====== DATA FOR THIS TASK ======
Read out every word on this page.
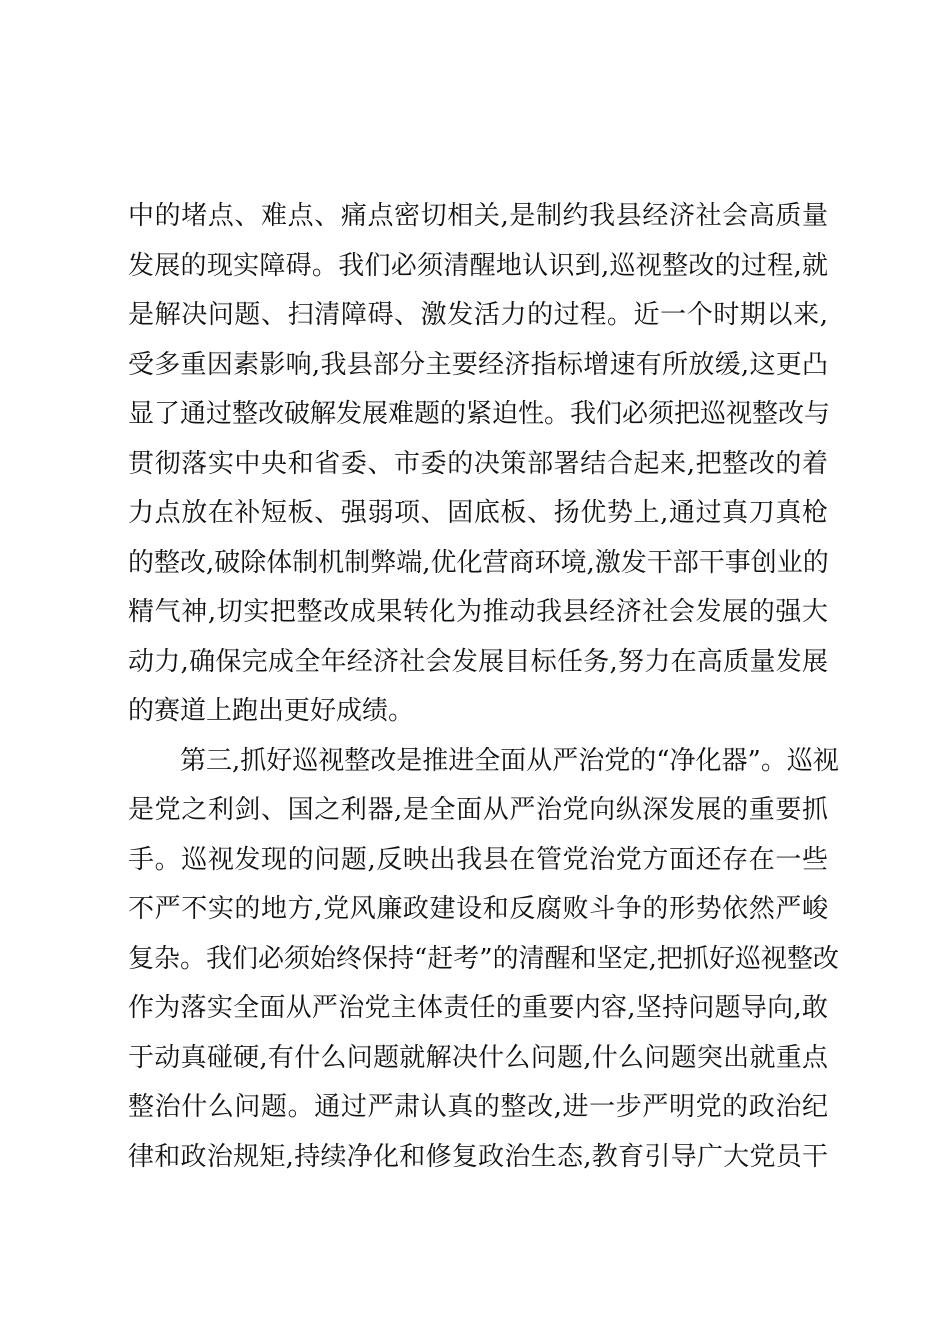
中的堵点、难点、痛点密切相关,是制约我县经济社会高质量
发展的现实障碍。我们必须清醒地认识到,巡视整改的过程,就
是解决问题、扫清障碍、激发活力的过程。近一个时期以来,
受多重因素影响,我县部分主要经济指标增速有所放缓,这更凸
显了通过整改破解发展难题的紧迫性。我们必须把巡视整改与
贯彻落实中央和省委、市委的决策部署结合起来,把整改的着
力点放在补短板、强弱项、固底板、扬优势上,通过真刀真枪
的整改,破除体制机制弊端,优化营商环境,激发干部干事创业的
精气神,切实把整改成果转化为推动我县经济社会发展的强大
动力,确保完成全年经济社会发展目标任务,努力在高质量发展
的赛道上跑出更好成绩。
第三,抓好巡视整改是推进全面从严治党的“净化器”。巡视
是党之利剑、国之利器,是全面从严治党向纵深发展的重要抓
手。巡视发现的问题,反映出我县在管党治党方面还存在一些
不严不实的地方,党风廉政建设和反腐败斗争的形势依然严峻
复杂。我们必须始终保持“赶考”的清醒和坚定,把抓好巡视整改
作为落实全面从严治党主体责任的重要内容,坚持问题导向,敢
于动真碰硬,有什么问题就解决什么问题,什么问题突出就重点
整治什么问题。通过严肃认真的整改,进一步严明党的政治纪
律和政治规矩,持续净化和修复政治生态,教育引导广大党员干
======
SET EXERCISE: Write out the material above once more, exactly as it reads, with no pictures.

THE RESULT:
Read out every word on this page.
中的堵点、难点、痛点密切相关,是制约我县经济社会高质量
发展的现实障碍。我们必须清醒地认识到,巡视整改的过程,就
是解决问题、扫清障碍、激发活力的过程。近一个时期以来,
受多重因素影响,我县部分主要经济指标增速有所放缓,这更凸
显了通过整改破解发展难题的紧迫性。我们必须把巡视整改与
贯彻落实中央和省委、市委的决策部署结合起来,把整改的着
力点放在补短板、强弱项、固底板、扬优势上,通过真刀真枪
的整改,破除体制机制弊端,优化营商环境,激发干部干事创业的
精气神,切实把整改成果转化为推动我县经济社会发展的强大
动力,确保完成全年经济社会发展目标任务,努力在高质量发展
的赛道上跑出更好成绩。
第三,抓好巡视整改是推进全面从严治党的“净化器”。巡视
是党之利剑、国之利器,是全面从严治党向纵深发展的重要抓
手。巡视发现的问题,反映出我县在管党治党方面还存在一些
不严不实的地方,党风廉政建设和反腐败斗争的形势依然严峻
复杂。我们必须始终保持“赶考”的清醒和坚定,把抓好巡视整改
作为落实全面从严治党主体责任的重要内容,坚持问题导向,敢
于动真碰硬,有什么问题就解决什么问题,什么问题突出就重点
整治什么问题。通过严肃认真的整改,进一步严明党的政治纪
律和政治规矩,持续净化和修复政治生态,教育引导广大党员干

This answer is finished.